Problem requirements » Copy every line of the items below word for word, leaving out the pictures.

Input rows »
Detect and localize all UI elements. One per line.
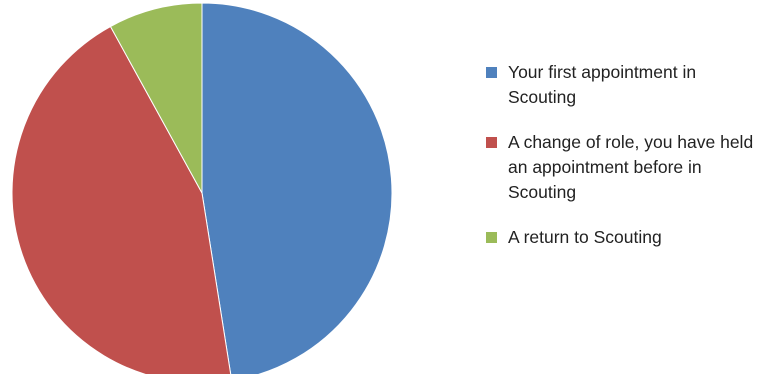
legend-item-change-of-role: A change of role, you have held an appoi… <box>486 130 758 205</box>
legend-label-return-to-scouting: A return to Scouting <box>508 227 662 247</box>
legend-swatch-return-to-scouting <box>486 232 497 243</box>
legend-label-first-appointment: Your first appointment in Scouting <box>508 62 697 107</box>
legend-label-change-of-role: A change of role, you have held an appoi… <box>508 132 754 202</box>
pie-slice-first-appointment <box>201 2 393 374</box>
legend-swatch-change-of-role <box>486 137 497 148</box>
legend-item-first-appointment: Your first appointment in Scouting <box>486 60 758 110</box>
chart-legend: Your first appointment in Scouting A cha… <box>486 60 758 270</box>
pie-slice-return-to-scouting <box>109 2 203 194</box>
pie-slice-change-of-role <box>11 25 232 374</box>
legend-swatch-first-appointment <box>486 67 497 78</box>
legend-item-return-to-scouting: A return to Scouting <box>486 225 758 250</box>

Response to the task »
Detect and localize all UI elements. One per line.
legend-item-change-of-role: A change of role, you have held an appoi… <box>486 130 758 205</box>
legend-label-return-to-scouting: A return to Scouting <box>508 227 662 247</box>
legend-swatch-return-to-scouting <box>486 232 497 243</box>
legend-label-first-appointment: Your first appointment in Scouting <box>508 62 697 107</box>
legend-label-change-of-role: A change of role, you have held an appoi… <box>508 132 754 202</box>
pie-slice-first-appointment <box>201 2 393 374</box>
legend-swatch-change-of-role <box>486 137 497 148</box>
legend-item-first-appointment: Your first appointment in Scouting <box>486 60 758 110</box>
chart-legend: Your first appointment in Scouting A cha… <box>486 60 758 270</box>
pie-slice-return-to-scouting <box>109 2 203 194</box>
pie-slice-change-of-role <box>11 25 232 374</box>
legend-swatch-first-appointment <box>486 67 497 78</box>
legend-item-return-to-scouting: A return to Scouting <box>486 225 758 250</box>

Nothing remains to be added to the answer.